Search the records below for the word "tried" and show every line where it occurs.

***** RECORDS PROVIDED *****

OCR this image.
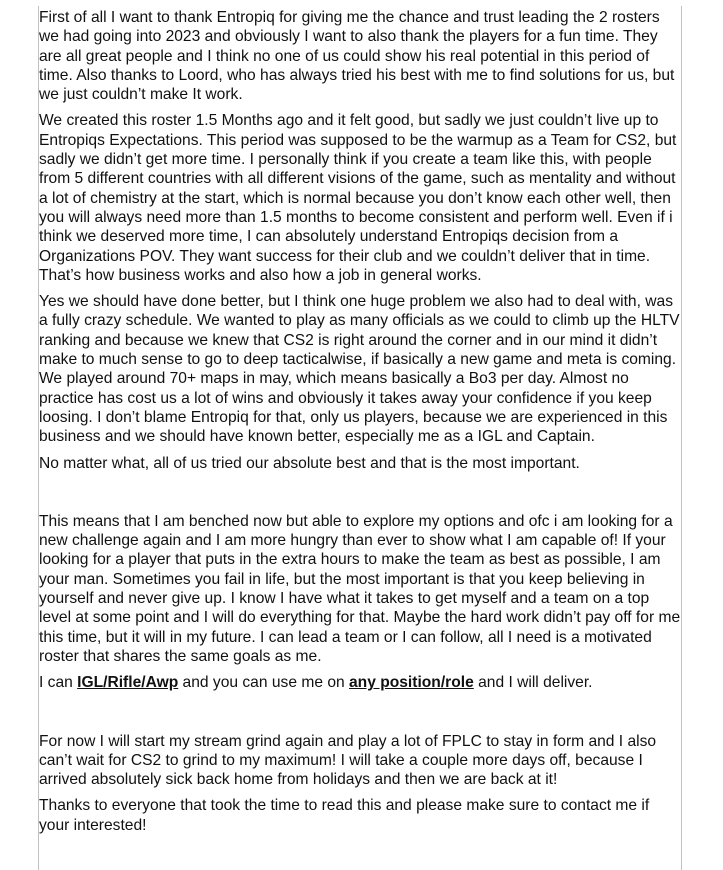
First of all I want to thank Entropiq for giving me the chance and trust leading the 2 rosters we had going into 2023 and obviously I want to also thank the players for a fun time. They are all great people and I think no one of us could show his real potential in this period of time. Also thanks to Loord, who has always tried his best with me to find solutions for us, but we just couldn’t make It work.

We created this roster 1.5 Months ago and it felt good, but sadly we just couldn’t live up to Entropiqs Expectations. This period was supposed to be the warmup as a Team for CS2, but sadly we didn’t get more time. I personally think if you create a team like this, with people from 5 different countries with all different visions of the game, such as mentality and without a lot of chemistry at the start, which is normal because you don’t know each other well, then you will always need more than 1.5 months to become consistent and perform well. Even if i think we deserved more time, I can absolutely understand Entropiqs decision from a Organizations POV. They want success for their club and we couldn’t deliver that in time. That’s how business works and also how a job in general works.

Yes we should have done better, but I think one huge problem we also had to deal with, was a fully crazy schedule. We wanted to play as many officials as we could to climb up the HLTV ranking and because we knew that CS2 is right around the corner and in our mind it didn’t make to much sense to go to deep tacticalwise, if basically a new game and meta is coming. We played around 70+ maps in may, which means basically a Bo3 per day. Almost no practice has cost us a lot of wins and obviously it takes away your confidence if you keep loosing. I don’t blame Entropiq for that, only us players, because we are experienced in this business and we should have known better, especially me as a IGL and Captain.

No matter what, all of us tried our absolute best and that is the most important.

This means that I am benched now but able to explore my options and ofc i am looking for a new challenge again and I am more hungry than ever to show what I am capable of! If your looking for a player that puts in the extra hours to make the team as best as possible, I am your man. Sometimes you fail in life, but the most important is that you keep believing in yourself and never give up. I know I have what it takes to get myself and a team on a top level at some point and I will do everything for that. Maybe the hard work didn’t pay off for me this time, but it will in my future. I can lead a team or I can follow, all I need is a motivated roster that shares the same goals as me.

I can IGL/Rifle/Awp and you can use me on any position/role and I will deliver.

For now I will start my stream grind again and play a lot of FPLC to stay in form and I also can’t wait for CS2 to grind to my maximum! I will take a couple more days off, because I arrived absolutely sick back home from holidays and then we are back at it!

Thanks to everyone that took the time to read this and please make sure to contact me if your interested!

*****

(WRITTEN SOLUTION):
First of all I want to thank Entropiq for giving me the chance and trust leading the 2 rosters we had going into 2023 and obviously I want to also thank the players for a fun time. They are all great people and I think no one of us could show his real potential in this period of time. Also thanks to Loord, who has always tried his best with me to find solutions for us, but we just couldn’t make It work.
No matter what, all of us tried our absolute best and that is the most important.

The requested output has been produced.